In the entries that follow, find the word "Ctrl" and report each line it is on.
══════
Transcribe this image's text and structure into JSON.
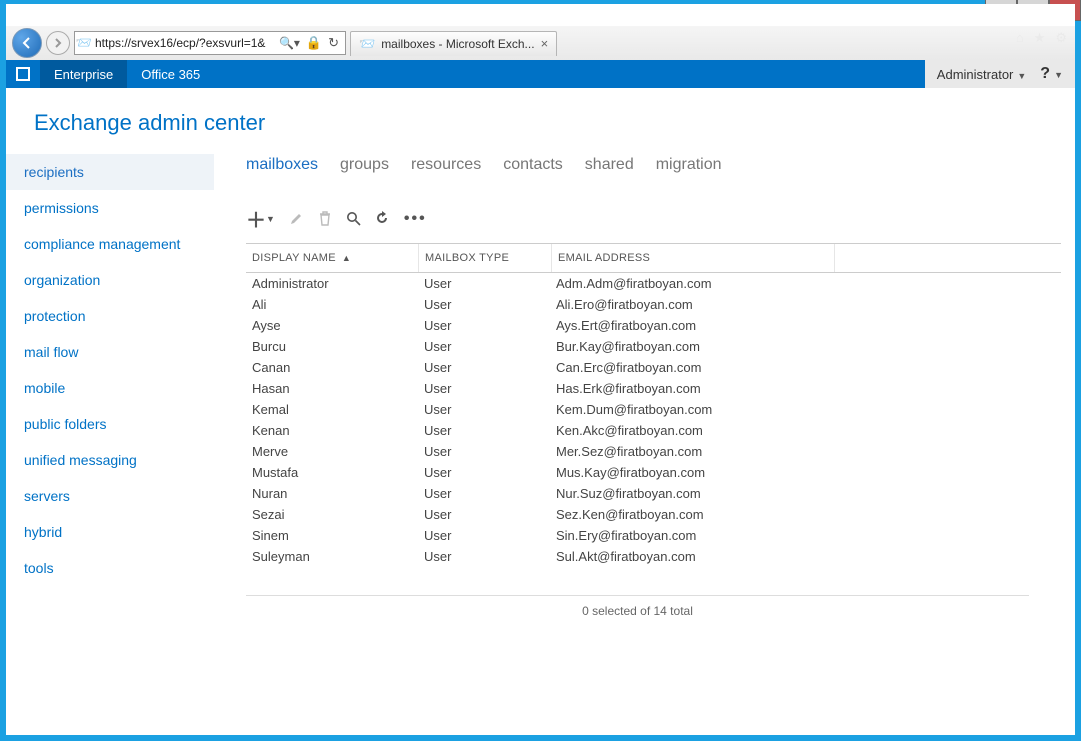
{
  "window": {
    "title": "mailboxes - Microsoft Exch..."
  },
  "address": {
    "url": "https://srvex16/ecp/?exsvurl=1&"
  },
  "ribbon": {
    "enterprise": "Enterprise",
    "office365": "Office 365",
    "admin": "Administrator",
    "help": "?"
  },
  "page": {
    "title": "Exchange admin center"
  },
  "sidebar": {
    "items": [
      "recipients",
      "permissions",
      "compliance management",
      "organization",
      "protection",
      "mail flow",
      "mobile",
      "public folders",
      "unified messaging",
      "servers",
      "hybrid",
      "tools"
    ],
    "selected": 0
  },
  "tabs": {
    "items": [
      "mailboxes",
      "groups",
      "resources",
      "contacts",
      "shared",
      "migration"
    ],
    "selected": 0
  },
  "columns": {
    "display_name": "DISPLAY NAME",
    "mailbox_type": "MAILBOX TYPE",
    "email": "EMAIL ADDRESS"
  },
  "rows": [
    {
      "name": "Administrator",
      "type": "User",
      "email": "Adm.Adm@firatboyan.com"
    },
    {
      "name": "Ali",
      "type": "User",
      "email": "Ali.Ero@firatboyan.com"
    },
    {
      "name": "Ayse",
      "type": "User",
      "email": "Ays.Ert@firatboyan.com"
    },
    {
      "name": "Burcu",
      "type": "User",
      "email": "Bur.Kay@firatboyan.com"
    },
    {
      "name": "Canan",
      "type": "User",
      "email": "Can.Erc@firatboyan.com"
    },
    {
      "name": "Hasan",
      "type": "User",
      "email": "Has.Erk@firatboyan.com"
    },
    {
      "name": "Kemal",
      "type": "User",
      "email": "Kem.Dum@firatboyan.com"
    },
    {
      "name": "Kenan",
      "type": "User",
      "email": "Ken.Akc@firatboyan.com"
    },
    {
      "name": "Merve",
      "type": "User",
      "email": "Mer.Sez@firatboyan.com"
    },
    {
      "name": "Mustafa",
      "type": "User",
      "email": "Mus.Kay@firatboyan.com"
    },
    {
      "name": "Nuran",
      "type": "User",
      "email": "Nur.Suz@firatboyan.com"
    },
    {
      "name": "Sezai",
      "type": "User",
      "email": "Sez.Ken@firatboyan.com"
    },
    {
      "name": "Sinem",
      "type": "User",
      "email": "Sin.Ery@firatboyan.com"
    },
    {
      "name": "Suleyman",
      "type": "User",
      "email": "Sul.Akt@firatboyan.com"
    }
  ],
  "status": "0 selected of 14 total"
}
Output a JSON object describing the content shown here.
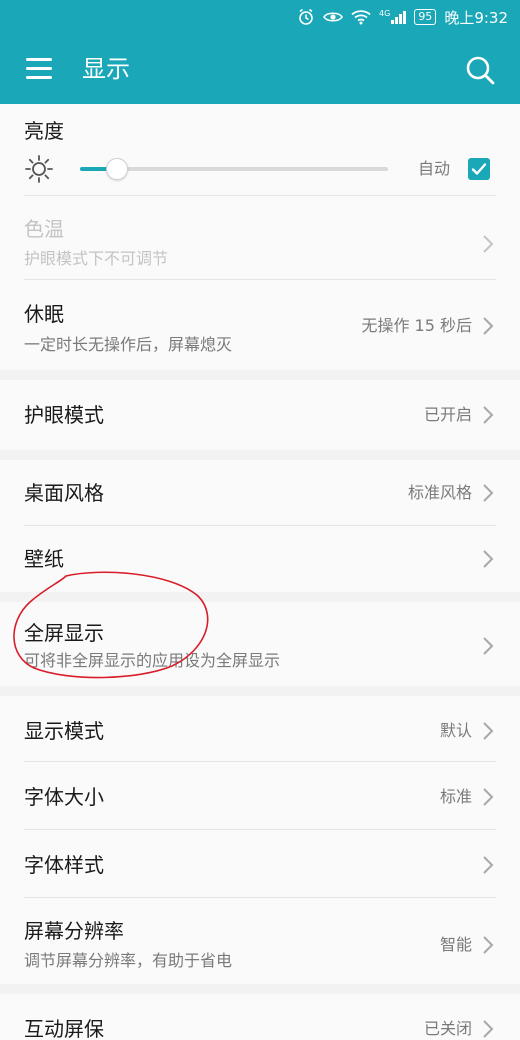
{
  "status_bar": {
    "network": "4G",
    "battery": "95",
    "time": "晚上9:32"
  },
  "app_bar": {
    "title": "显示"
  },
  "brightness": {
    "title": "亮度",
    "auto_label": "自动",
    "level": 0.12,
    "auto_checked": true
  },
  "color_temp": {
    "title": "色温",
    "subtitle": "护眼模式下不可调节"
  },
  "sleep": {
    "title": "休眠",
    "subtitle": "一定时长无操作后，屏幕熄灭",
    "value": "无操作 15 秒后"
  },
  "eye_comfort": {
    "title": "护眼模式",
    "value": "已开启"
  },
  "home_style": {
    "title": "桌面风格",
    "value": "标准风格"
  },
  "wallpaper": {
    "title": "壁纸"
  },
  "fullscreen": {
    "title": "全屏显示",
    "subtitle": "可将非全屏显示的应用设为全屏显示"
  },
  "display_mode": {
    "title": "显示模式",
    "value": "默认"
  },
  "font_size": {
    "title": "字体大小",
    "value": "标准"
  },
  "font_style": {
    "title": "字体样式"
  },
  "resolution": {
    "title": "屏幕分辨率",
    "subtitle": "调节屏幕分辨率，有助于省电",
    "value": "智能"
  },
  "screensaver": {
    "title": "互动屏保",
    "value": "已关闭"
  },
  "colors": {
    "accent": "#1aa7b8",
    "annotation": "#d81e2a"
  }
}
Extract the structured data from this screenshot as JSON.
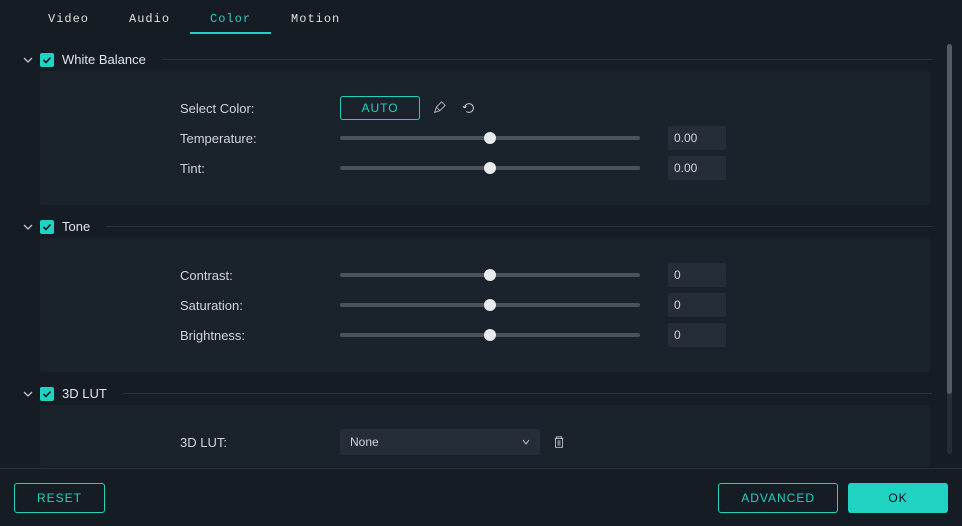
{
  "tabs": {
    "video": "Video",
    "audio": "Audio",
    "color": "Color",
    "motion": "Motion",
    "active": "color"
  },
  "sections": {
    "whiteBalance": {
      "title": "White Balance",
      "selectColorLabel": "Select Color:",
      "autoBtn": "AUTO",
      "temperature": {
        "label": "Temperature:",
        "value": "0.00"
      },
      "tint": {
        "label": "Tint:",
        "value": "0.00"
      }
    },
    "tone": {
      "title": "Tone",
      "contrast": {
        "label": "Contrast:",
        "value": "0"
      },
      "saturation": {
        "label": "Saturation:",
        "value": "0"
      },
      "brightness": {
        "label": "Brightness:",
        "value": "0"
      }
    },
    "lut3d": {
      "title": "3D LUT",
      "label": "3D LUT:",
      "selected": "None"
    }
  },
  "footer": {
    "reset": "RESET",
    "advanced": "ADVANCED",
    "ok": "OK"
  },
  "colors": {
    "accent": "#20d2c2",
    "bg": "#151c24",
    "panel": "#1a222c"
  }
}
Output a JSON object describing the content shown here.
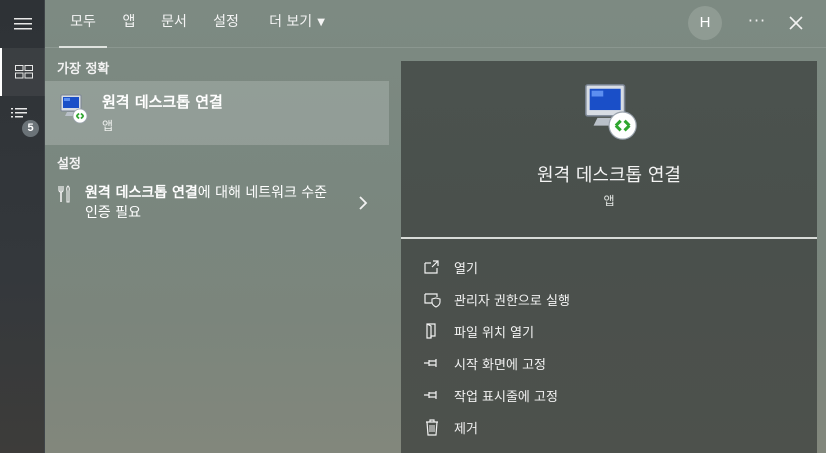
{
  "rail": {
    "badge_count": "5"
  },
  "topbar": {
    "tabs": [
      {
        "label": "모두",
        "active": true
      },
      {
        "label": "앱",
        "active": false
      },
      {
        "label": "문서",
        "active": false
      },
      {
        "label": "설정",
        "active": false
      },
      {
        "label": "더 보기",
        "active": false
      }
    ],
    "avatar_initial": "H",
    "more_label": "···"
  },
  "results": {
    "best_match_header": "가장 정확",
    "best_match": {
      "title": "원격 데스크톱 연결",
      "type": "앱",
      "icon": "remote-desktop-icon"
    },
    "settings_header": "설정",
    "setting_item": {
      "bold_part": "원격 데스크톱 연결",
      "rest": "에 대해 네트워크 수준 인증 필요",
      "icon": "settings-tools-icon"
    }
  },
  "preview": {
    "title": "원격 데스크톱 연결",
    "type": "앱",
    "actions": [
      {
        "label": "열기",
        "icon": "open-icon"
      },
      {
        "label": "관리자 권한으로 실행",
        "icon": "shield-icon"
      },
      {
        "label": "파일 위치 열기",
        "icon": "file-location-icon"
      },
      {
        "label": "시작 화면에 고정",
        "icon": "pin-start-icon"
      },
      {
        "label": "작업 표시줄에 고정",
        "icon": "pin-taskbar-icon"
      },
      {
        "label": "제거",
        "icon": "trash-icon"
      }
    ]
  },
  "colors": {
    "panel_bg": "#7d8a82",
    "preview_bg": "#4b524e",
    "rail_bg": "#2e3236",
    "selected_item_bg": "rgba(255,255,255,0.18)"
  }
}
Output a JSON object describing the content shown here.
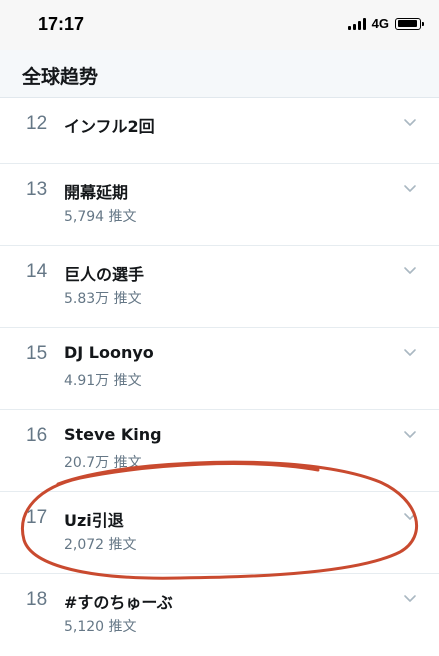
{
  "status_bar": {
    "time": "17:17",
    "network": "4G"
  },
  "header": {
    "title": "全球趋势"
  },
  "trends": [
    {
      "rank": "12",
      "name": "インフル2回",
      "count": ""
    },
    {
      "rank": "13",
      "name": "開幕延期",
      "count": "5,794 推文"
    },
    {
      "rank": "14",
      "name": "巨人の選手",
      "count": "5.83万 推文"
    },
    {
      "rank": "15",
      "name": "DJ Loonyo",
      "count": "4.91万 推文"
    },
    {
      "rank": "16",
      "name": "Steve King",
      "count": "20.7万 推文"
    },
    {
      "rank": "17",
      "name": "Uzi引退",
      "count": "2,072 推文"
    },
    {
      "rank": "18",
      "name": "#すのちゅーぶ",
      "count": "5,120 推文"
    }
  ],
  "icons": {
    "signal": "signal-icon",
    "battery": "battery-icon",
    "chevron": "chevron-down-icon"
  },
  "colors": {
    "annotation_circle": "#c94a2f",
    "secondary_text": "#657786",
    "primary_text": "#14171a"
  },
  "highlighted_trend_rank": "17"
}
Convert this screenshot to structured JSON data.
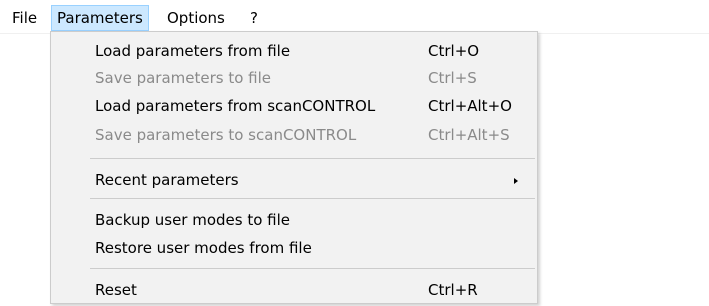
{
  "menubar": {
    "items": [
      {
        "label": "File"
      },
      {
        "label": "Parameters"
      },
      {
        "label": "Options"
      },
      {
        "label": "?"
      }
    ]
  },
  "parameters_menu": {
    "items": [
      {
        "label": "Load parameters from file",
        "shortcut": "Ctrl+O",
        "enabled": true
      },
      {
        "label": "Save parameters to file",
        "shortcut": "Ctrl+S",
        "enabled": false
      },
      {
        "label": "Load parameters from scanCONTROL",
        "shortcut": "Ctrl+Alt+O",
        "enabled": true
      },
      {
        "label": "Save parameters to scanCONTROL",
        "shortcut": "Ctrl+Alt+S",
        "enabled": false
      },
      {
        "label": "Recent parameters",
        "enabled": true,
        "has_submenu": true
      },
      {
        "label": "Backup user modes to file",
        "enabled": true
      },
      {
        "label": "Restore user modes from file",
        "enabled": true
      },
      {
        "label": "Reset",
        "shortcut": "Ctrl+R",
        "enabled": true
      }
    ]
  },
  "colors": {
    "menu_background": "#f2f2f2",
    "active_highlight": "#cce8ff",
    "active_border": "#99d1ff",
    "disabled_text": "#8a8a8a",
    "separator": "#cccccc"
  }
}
══════
**Task answer**:
        "shortcut": "Ctrl+O",
        "shortcut": "Ctrl+S",
        "shortcut": "Ctrl+Alt+O",
        "shortcut": "Ctrl+Alt+S",
        "shortcut": "Ctrl+R",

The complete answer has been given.